• Data shown:

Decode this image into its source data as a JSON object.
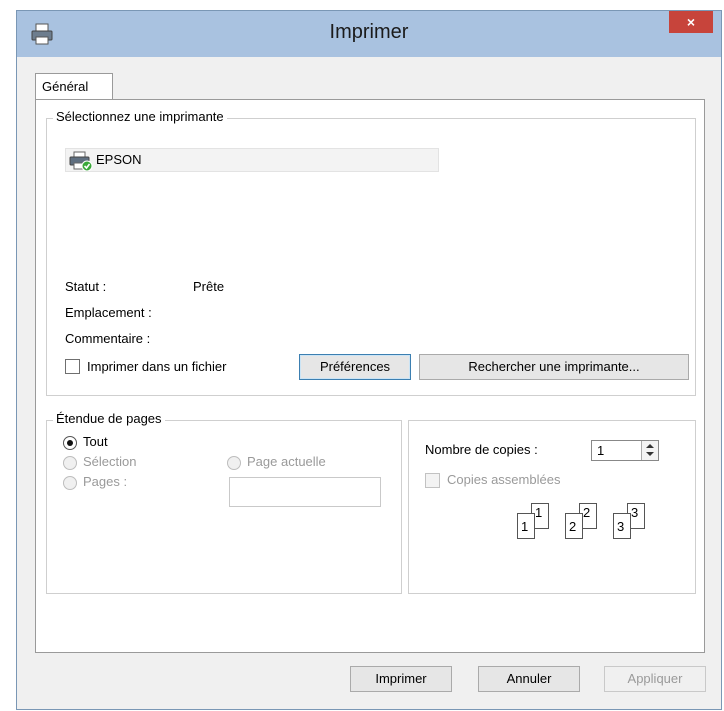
{
  "window": {
    "title": "Imprimer",
    "close_glyph": "×"
  },
  "tabs": [
    {
      "label": "Général"
    }
  ],
  "printer_group": {
    "legend": "Sélectionnez une imprimante",
    "printers": [
      {
        "name": "EPSON",
        "icon": "printer-ready-icon"
      }
    ],
    "status_label": "Statut :",
    "status_value": "Prête",
    "location_label": "Emplacement :",
    "location_value": "",
    "comment_label": "Commentaire :",
    "comment_value": "",
    "print_to_file": {
      "label": "Imprimer dans un fichier",
      "checked": false
    },
    "preferences_button": "Préférences",
    "find_printer_button": "Rechercher une imprimante..."
  },
  "page_range": {
    "legend": "Étendue de pages",
    "options": [
      {
        "label": "Tout",
        "checked": true,
        "enabled": true
      },
      {
        "label": "Sélection",
        "checked": false,
        "enabled": false
      },
      {
        "label": "Page actuelle",
        "checked": false,
        "enabled": false
      },
      {
        "label": "Pages :",
        "checked": false,
        "enabled": false
      }
    ],
    "pages_value": ""
  },
  "copies": {
    "label": "Nombre de copies :",
    "value": "1",
    "collate": {
      "label": "Copies assemblées",
      "checked": false,
      "enabled": false
    },
    "collate_numbers": [
      "1",
      "1",
      "2",
      "2",
      "3",
      "3"
    ]
  },
  "buttons": {
    "print": "Imprimer",
    "cancel": "Annuler",
    "apply": "Appliquer"
  },
  "colors": {
    "titlebar": "#a9c2e0",
    "close": "#c7443b",
    "ready_badge": "#3aa83a"
  }
}
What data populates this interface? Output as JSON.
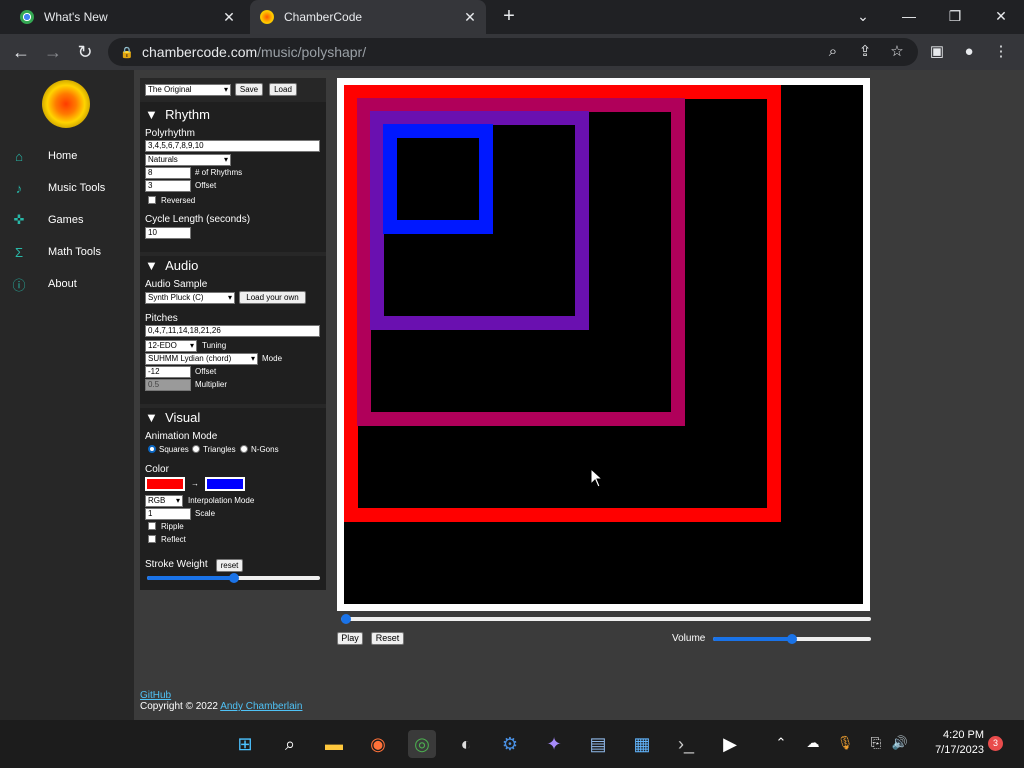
{
  "browser": {
    "tabs": [
      {
        "title": "What's New",
        "favicon": "chrome-icon"
      },
      {
        "title": "ChamberCode",
        "favicon": "chambercode-icon"
      }
    ],
    "url_host": "chambercode.com",
    "url_path": "/music/polyshapr/"
  },
  "sidebar": {
    "items": [
      {
        "label": "Home",
        "icon": "home-icon"
      },
      {
        "label": "Music Tools",
        "icon": "music-note-icon"
      },
      {
        "label": "Games",
        "icon": "gamepad-icon"
      },
      {
        "label": "Math Tools",
        "icon": "sigma-icon"
      },
      {
        "label": "About",
        "icon": "info-icon"
      }
    ]
  },
  "controls": {
    "preset": "The Original",
    "save_label": "Save",
    "load_label": "Load",
    "rhythm": {
      "header": "Rhythm",
      "polyrhythm_label": "Polyrhythm",
      "polyrhythm_value": "3,4,5,6,7,8,9,10",
      "preset_select": "Naturals",
      "num_rhythms": "8",
      "num_rhythms_label": "# of Rhythms",
      "offset": "3",
      "offset_label": "Offset",
      "reversed_label": "Reversed",
      "cycle_label": "Cycle Length (seconds)",
      "cycle_value": "10"
    },
    "audio": {
      "header": "Audio",
      "sample_label": "Audio Sample",
      "sample_value": "Synth Pluck (C)",
      "load_own_label": "Load your own",
      "pitches_label": "Pitches",
      "pitches_value": "0,4,7,11,14,18,21,26",
      "tuning_value": "12-EDO",
      "tuning_label": "Tuning",
      "mode_value": "SUHMM Lydian (chord)",
      "mode_label": "Mode",
      "offset_value": "-12",
      "offset_label": "Offset",
      "multiplier_value": "0.5",
      "multiplier_label": "Multiplier"
    },
    "visual": {
      "header": "Visual",
      "anim_label": "Animation Mode",
      "mode_squares": "Squares",
      "mode_triangles": "Triangles",
      "mode_ngons": "N-Gons",
      "color_label": "Color",
      "color_from": "#ff0000",
      "color_to": "#0000ff",
      "interp_value": "RGB",
      "interp_label": "Interpolation Mode",
      "scale_value": "1",
      "scale_label": "Scale",
      "ripple_label": "Ripple",
      "reflect_label": "Reflect",
      "stroke_label": "Stroke Weight",
      "stroke_reset": "reset",
      "stroke_level": 0.5
    }
  },
  "player": {
    "play_label": "Play",
    "reset_label": "Reset",
    "volume_label": "Volume",
    "volume_level": 0.5,
    "progress_level": 0.0
  },
  "footer": {
    "github": "GitHub",
    "copyright": "Copyright © 2022",
    "author": "Andy Chamberlain"
  },
  "taskbar": {
    "time": "4:20 PM",
    "date": "7/17/2023",
    "badge": "3"
  }
}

• Task description: Would you return the data exactly as written, without the pictures?

• Reply to the exercise:
Decode this image into its source data as a JSON object.
{
  "window": {
    "title": "Imprimer",
    "close_glyph": "×"
  },
  "tabs": [
    {
      "label": "Général"
    }
  ],
  "printer_group": {
    "legend": "Sélectionnez une imprimante",
    "printers": [
      {
        "name": "EPSON",
        "icon": "printer-ready-icon"
      }
    ],
    "status_label": "Statut :",
    "status_value": "Prête",
    "location_label": "Emplacement :",
    "location_value": "",
    "comment_label": "Commentaire :",
    "comment_value": "",
    "print_to_file": {
      "label": "Imprimer dans un fichier",
      "checked": false
    },
    "preferences_button": "Préférences",
    "find_printer_button": "Rechercher une imprimante..."
  },
  "page_range": {
    "legend": "Étendue de pages",
    "options": [
      {
        "label": "Tout",
        "checked": true,
        "enabled": true
      },
      {
        "label": "Sélection",
        "checked": false,
        "enabled": false
      },
      {
        "label": "Page actuelle",
        "checked": false,
        "enabled": false
      },
      {
        "label": "Pages :",
        "checked": false,
        "enabled": false
      }
    ],
    "pages_value": ""
  },
  "copies": {
    "label": "Nombre de copies :",
    "value": "1",
    "collate": {
      "label": "Copies assemblées",
      "checked": false,
      "enabled": false
    },
    "collate_numbers": [
      "1",
      "1",
      "2",
      "2",
      "3",
      "3"
    ]
  },
  "buttons": {
    "print": "Imprimer",
    "cancel": "Annuler",
    "apply": "Appliquer"
  },
  "colors": {
    "titlebar": "#a9c2e0",
    "close": "#c7443b",
    "ready_badge": "#3aa83a"
  }
}
What data populates this interface? Output as JSON.
{
  "browser": {
    "tabs": [
      {
        "title": "What's New",
        "favicon": "chrome-icon"
      },
      {
        "title": "ChamberCode",
        "favicon": "chambercode-icon"
      }
    ],
    "url_host": "chambercode.com",
    "url_path": "/music/polyshapr/"
  },
  "sidebar": {
    "items": [
      {
        "label": "Home",
        "icon": "home-icon"
      },
      {
        "label": "Music Tools",
        "icon": "music-note-icon"
      },
      {
        "label": "Games",
        "icon": "gamepad-icon"
      },
      {
        "label": "Math Tools",
        "icon": "sigma-icon"
      },
      {
        "label": "About",
        "icon": "info-icon"
      }
    ]
  },
  "controls": {
    "preset": "The Original",
    "save_label": "Save",
    "load_label": "Load",
    "rhythm": {
      "header": "Rhythm",
      "polyrhythm_label": "Polyrhythm",
      "polyrhythm_value": "3,4,5,6,7,8,9,10",
      "preset_select": "Naturals",
      "num_rhythms": "8",
      "num_rhythms_label": "# of Rhythms",
      "offset": "3",
      "offset_label": "Offset",
      "reversed_label": "Reversed",
      "cycle_label": "Cycle Length (seconds)",
      "cycle_value": "10"
    },
    "audio": {
      "header": "Audio",
      "sample_label": "Audio Sample",
      "sample_value": "Synth Pluck (C)",
      "load_own_label": "Load your own",
      "pitches_label": "Pitches",
      "pitches_value": "0,4,7,11,14,18,21,26",
      "tuning_value": "12-EDO",
      "tuning_label": "Tuning",
      "mode_value": "SUHMM Lydian (chord)",
      "mode_label": "Mode",
      "offset_value": "-12",
      "offset_label": "Offset",
      "multiplier_value": "0.5",
      "multiplier_label": "Multiplier"
    },
    "visual": {
      "header": "Visual",
      "anim_label": "Animation Mode",
      "mode_squares": "Squares",
      "mode_triangles": "Triangles",
      "mode_ngons": "N-Gons",
      "color_label": "Color",
      "color_from": "#ff0000",
      "color_to": "#0000ff",
      "interp_value": "RGB",
      "interp_label": "Interpolation Mode",
      "scale_value": "1",
      "scale_label": "Scale",
      "ripple_label": "Ripple",
      "reflect_label": "Reflect",
      "stroke_label": "Stroke Weight",
      "stroke_reset": "reset",
      "stroke_level": 0.5
    }
  },
  "player": {
    "play_label": "Play",
    "reset_label": "Reset",
    "volume_label": "Volume",
    "volume_level": 0.5,
    "progress_level": 0.0
  },
  "footer": {
    "github": "GitHub",
    "copyright": "Copyright © 2022",
    "author": "Andy Chamberlain"
  },
  "taskbar": {
    "time": "4:20 PM",
    "date": "7/17/2023",
    "badge": "3"
  }
}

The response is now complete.